Part of a data file
□ □ □

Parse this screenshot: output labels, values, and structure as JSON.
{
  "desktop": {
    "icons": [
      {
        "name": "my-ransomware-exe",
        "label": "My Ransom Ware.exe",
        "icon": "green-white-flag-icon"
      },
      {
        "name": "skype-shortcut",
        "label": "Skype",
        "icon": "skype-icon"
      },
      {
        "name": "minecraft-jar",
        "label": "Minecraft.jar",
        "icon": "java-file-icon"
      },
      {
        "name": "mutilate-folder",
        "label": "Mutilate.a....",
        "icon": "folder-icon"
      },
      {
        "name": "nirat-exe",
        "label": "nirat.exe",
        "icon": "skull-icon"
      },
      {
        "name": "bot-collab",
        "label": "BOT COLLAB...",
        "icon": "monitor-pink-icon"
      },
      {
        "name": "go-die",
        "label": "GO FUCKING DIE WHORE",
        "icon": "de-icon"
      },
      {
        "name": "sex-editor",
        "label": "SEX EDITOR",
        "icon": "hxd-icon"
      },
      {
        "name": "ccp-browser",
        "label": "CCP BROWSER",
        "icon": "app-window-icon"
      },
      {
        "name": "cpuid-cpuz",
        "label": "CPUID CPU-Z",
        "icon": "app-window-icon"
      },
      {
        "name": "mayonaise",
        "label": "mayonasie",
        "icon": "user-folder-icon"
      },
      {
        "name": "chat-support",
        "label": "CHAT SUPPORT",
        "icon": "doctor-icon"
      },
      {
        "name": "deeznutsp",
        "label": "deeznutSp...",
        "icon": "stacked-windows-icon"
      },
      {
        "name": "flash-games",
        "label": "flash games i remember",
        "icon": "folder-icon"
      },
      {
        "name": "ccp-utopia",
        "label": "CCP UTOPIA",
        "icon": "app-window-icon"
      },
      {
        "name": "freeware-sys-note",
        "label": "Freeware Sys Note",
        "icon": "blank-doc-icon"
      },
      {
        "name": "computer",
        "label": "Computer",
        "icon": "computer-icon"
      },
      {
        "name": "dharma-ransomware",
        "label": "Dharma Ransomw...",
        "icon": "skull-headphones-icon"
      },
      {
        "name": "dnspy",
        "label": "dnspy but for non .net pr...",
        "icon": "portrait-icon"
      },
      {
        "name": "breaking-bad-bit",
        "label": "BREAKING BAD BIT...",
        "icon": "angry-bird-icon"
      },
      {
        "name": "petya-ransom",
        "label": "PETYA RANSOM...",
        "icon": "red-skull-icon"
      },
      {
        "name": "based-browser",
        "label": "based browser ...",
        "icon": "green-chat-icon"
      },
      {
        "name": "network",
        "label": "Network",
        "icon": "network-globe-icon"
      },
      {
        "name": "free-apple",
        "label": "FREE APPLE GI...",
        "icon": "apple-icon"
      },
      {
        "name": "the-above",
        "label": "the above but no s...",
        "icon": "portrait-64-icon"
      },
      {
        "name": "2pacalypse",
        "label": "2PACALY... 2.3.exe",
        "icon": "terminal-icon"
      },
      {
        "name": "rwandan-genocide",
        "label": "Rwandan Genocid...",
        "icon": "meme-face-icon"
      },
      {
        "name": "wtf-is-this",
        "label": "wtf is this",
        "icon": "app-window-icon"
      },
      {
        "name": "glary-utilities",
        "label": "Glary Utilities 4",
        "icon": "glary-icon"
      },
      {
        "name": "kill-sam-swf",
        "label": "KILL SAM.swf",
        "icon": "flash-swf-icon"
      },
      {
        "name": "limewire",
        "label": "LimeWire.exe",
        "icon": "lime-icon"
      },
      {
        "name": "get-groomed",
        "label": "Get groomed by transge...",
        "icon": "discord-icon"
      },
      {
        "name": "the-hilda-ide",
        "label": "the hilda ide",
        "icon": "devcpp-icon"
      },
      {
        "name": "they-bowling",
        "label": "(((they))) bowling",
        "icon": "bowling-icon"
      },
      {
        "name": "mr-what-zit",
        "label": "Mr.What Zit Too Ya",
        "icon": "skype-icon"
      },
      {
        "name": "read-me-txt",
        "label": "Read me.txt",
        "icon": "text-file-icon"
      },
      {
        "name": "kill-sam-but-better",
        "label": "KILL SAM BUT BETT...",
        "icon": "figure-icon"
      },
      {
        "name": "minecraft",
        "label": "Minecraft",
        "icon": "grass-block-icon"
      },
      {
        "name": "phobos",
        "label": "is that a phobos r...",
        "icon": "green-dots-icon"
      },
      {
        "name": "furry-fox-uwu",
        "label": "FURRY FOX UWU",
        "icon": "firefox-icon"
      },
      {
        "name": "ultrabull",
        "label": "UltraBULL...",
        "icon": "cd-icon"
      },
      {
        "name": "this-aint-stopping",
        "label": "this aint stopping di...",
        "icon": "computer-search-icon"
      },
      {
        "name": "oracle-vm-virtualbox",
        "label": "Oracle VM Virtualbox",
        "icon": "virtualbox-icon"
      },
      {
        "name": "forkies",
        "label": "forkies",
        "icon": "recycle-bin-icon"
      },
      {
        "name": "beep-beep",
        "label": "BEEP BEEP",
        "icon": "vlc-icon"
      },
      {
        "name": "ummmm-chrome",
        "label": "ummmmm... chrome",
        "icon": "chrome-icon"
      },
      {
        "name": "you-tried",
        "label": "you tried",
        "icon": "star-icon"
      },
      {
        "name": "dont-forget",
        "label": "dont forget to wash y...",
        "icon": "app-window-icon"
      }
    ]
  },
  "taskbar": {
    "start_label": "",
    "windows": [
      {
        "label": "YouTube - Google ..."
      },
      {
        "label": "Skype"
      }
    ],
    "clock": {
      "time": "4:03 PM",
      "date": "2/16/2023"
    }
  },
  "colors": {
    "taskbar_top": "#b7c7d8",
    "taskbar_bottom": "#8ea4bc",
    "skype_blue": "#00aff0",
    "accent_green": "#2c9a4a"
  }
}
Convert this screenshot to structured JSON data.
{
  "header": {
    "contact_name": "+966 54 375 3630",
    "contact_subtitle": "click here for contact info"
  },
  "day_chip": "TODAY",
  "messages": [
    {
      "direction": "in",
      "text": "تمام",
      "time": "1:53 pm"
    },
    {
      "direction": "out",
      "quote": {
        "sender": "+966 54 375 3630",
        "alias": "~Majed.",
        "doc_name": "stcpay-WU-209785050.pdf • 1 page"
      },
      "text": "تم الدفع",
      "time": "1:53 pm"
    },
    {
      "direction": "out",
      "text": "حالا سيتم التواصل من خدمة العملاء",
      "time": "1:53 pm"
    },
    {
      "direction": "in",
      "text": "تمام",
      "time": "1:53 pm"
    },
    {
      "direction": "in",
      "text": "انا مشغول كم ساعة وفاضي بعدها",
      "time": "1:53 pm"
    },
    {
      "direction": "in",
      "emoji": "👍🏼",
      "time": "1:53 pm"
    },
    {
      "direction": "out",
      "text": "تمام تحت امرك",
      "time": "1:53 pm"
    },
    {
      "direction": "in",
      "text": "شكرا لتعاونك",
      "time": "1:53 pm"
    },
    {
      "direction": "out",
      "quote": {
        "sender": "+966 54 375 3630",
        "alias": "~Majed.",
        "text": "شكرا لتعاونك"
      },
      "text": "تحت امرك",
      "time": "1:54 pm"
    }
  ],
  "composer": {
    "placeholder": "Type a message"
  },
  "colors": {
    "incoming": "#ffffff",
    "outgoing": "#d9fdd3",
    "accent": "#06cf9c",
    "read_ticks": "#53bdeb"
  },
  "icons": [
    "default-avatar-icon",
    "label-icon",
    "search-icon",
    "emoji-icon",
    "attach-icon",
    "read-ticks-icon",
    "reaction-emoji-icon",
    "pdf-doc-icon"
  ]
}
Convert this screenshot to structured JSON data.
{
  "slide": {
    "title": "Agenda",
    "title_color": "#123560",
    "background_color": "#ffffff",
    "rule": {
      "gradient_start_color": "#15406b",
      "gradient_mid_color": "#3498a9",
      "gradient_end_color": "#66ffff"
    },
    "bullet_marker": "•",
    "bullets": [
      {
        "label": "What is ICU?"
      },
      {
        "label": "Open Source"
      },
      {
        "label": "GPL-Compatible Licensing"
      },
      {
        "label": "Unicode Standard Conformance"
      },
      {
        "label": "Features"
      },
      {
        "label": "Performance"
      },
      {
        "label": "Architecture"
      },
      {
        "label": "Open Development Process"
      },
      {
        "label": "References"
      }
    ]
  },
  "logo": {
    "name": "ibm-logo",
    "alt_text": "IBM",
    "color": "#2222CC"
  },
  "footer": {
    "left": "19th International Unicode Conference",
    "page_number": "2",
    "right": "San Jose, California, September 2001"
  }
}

□ □ □

* [Work to complete]:
Identify every line where the string "aint" appears.

* [Written answer]:
        "name": "this-aint-stopping",
        "label": "this aint stopping di...",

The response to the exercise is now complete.